PROBLEM REQUIREMENTS:
Locate every line in the records below that holds the word "known" and return each one.
— start —
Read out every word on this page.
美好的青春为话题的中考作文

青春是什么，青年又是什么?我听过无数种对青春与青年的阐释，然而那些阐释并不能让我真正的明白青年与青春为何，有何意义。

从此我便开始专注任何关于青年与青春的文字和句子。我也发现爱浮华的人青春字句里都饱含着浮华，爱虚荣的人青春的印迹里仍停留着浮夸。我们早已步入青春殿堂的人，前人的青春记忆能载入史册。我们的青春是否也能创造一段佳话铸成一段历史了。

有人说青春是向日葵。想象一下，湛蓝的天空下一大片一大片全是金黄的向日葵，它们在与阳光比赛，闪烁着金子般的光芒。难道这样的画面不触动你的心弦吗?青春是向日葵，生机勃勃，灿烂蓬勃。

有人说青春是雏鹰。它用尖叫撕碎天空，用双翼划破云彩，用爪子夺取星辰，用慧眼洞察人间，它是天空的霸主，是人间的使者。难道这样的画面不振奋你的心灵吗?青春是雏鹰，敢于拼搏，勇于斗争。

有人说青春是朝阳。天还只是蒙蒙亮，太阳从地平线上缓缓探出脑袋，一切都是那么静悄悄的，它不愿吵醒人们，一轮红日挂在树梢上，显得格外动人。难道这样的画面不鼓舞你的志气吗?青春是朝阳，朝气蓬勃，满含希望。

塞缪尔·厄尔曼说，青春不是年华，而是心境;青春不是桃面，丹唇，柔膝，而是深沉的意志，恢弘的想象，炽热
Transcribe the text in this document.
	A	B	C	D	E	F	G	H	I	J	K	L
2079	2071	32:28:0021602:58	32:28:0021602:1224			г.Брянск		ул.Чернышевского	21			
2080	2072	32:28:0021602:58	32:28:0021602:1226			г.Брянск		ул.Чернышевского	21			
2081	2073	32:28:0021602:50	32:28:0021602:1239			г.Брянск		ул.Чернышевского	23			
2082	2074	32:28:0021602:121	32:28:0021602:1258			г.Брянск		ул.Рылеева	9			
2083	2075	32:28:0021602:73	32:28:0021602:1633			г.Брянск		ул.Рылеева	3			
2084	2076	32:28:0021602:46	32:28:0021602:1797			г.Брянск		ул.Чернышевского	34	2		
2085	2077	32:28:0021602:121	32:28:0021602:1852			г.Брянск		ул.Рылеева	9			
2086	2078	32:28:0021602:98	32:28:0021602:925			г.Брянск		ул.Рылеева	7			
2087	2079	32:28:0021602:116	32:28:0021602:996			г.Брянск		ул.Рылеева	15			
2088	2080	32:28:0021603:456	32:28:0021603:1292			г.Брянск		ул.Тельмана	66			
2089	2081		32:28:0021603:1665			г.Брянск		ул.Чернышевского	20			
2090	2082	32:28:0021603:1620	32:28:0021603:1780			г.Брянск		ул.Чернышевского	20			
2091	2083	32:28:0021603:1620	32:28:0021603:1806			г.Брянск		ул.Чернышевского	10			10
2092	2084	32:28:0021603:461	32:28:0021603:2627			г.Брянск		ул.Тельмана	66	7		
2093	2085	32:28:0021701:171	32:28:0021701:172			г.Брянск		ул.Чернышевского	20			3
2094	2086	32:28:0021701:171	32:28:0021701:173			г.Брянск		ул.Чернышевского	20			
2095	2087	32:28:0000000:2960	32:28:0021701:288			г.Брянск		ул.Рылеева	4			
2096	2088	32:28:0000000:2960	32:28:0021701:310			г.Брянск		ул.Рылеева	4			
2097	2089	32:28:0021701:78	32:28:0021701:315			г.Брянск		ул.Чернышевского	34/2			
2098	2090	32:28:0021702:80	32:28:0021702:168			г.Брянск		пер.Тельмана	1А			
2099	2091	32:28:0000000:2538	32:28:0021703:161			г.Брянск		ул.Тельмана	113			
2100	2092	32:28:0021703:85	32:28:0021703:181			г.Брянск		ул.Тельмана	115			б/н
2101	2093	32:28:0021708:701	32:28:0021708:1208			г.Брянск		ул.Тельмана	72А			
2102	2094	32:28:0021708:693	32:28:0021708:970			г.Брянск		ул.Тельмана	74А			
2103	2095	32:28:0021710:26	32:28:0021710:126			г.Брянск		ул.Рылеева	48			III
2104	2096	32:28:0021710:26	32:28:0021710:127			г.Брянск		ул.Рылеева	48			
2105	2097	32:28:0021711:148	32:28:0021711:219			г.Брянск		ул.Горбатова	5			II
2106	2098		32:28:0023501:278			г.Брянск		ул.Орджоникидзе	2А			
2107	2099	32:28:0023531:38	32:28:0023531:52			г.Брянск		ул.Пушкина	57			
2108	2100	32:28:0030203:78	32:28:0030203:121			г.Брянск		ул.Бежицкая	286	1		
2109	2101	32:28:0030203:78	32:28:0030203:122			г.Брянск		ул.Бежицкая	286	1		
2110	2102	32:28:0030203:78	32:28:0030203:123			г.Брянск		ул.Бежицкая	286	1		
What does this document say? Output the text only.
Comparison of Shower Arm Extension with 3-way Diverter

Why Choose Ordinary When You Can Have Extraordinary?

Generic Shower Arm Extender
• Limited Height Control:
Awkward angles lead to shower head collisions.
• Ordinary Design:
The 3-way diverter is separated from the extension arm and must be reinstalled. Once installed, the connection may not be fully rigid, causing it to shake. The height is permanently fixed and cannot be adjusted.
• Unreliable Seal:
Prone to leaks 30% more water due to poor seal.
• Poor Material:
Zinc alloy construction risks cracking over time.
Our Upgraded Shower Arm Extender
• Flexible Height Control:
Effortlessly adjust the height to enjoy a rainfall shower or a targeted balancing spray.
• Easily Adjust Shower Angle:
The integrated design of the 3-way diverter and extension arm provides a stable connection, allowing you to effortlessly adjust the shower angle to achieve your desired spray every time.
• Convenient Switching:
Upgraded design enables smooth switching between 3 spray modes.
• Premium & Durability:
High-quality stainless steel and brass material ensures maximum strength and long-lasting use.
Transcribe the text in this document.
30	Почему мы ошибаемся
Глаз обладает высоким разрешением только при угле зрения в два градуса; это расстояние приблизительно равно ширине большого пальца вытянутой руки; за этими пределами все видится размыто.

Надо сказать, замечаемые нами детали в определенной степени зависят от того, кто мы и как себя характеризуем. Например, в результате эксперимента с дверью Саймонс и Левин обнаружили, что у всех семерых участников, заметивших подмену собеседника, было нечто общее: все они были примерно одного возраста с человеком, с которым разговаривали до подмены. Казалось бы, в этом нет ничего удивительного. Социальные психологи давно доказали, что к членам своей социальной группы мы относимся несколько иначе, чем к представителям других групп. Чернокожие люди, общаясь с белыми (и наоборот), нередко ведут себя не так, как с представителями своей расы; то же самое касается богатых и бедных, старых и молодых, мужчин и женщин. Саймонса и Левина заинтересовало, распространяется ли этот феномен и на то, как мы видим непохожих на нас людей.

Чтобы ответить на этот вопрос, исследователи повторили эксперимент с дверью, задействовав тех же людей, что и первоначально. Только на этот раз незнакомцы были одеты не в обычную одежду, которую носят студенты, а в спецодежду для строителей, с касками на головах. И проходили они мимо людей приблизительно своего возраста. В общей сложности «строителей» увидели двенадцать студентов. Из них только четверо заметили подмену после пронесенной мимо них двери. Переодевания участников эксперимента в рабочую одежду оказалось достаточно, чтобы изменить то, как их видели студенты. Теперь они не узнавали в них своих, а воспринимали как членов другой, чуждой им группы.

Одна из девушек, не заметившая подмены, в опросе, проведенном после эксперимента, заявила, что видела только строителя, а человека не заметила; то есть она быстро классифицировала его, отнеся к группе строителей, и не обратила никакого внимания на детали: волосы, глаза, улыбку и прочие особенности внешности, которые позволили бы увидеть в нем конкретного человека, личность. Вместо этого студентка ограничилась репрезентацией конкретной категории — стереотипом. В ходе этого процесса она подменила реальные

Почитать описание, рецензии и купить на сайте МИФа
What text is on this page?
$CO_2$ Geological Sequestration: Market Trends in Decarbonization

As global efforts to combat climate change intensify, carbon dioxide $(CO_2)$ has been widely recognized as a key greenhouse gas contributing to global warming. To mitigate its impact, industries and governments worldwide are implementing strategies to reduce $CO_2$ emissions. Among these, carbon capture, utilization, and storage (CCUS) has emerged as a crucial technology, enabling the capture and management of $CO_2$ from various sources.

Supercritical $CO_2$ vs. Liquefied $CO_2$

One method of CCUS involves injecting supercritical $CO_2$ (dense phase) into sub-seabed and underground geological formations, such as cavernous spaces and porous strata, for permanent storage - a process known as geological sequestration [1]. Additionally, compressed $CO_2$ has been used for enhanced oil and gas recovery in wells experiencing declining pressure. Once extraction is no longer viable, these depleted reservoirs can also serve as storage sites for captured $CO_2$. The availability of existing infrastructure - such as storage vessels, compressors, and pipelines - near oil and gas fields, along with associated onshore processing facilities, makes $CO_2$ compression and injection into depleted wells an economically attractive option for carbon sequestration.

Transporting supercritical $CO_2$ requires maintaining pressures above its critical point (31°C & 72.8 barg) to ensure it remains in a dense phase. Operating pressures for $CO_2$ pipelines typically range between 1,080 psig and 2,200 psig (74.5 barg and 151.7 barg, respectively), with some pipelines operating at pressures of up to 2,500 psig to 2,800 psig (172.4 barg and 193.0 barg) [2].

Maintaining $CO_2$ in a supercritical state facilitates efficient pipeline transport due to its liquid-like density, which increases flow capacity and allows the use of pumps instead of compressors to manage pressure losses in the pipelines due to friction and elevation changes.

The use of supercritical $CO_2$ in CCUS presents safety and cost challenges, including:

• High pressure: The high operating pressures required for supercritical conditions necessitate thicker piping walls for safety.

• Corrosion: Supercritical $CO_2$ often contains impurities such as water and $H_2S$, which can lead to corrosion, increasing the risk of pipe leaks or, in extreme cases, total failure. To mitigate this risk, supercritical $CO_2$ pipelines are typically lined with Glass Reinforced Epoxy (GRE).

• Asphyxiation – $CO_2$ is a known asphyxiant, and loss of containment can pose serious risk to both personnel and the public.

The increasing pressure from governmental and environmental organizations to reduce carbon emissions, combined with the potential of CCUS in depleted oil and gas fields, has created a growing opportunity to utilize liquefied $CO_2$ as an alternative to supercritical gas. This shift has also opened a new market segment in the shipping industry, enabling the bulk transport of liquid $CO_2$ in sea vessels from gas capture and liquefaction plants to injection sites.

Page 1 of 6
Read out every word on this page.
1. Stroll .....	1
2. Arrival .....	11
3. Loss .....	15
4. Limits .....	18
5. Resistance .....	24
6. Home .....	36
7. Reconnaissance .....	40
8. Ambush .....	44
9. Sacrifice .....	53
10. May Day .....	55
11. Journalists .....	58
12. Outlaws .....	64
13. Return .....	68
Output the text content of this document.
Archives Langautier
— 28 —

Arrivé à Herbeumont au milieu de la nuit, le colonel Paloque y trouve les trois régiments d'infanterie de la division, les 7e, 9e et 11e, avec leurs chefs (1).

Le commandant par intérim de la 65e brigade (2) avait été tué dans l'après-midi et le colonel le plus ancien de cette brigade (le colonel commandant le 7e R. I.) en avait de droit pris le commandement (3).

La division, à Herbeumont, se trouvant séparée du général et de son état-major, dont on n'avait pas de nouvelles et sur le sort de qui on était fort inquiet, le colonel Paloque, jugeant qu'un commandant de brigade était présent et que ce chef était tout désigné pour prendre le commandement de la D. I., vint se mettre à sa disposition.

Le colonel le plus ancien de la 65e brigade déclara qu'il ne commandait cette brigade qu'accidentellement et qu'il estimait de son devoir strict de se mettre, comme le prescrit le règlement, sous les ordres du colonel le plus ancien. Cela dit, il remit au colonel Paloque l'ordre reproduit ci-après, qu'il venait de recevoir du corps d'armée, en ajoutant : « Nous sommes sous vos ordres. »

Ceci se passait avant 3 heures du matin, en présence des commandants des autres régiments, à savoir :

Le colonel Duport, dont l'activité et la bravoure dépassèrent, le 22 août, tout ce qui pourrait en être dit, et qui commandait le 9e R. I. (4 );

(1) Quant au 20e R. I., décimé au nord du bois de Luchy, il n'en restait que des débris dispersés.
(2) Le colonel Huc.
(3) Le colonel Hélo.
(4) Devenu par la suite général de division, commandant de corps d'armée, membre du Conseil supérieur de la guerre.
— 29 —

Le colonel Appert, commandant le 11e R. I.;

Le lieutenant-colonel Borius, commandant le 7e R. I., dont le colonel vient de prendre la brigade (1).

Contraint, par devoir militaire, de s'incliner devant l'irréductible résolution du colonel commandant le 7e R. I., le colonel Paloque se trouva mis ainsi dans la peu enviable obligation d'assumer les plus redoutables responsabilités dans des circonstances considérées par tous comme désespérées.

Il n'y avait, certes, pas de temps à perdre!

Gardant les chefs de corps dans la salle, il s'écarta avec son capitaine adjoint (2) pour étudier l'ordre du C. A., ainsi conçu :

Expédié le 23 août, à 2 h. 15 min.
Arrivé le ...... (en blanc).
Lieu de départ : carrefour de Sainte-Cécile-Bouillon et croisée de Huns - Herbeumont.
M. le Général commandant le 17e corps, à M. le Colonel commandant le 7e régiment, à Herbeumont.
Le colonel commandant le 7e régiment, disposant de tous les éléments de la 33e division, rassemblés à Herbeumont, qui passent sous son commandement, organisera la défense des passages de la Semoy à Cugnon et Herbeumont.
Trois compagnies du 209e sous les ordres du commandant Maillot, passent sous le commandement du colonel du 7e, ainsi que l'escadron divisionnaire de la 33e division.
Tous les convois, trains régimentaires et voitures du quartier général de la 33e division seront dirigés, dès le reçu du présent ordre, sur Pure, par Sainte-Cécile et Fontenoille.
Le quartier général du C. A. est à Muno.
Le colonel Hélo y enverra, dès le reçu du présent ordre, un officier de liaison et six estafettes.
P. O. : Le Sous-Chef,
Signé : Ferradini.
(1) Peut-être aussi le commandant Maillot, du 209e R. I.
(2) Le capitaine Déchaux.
— end —
OUTPUT OF THE EXERCISE:
One method of CCUS involves injecting supercritical $CO_2$ (dense phase) into sub-seabed and underground geological formations, such as cavernous spaces and porous strata, for permanent storage - a process known as geological sequestration [1]. Additionally, compressed $CO_2$ has been used for enhanced oil and gas recovery in wells experiencing declining pressure. Once extraction is no longer viable, these depleted reservoirs can also serve as storage sites for captured $CO_2$. The availability of existing infrastructure - such as storage vessels, compressors, and pipelines - near oil and gas fields, along with associated onshore processing facilities, makes $CO_2$ compression and injection into depleted wells an economically attractive option for carbon sequestration.
• Asphyxiation – $CO_2$ is a known asphyxiant, and loss of containment can pose serious risk to both personnel and the public.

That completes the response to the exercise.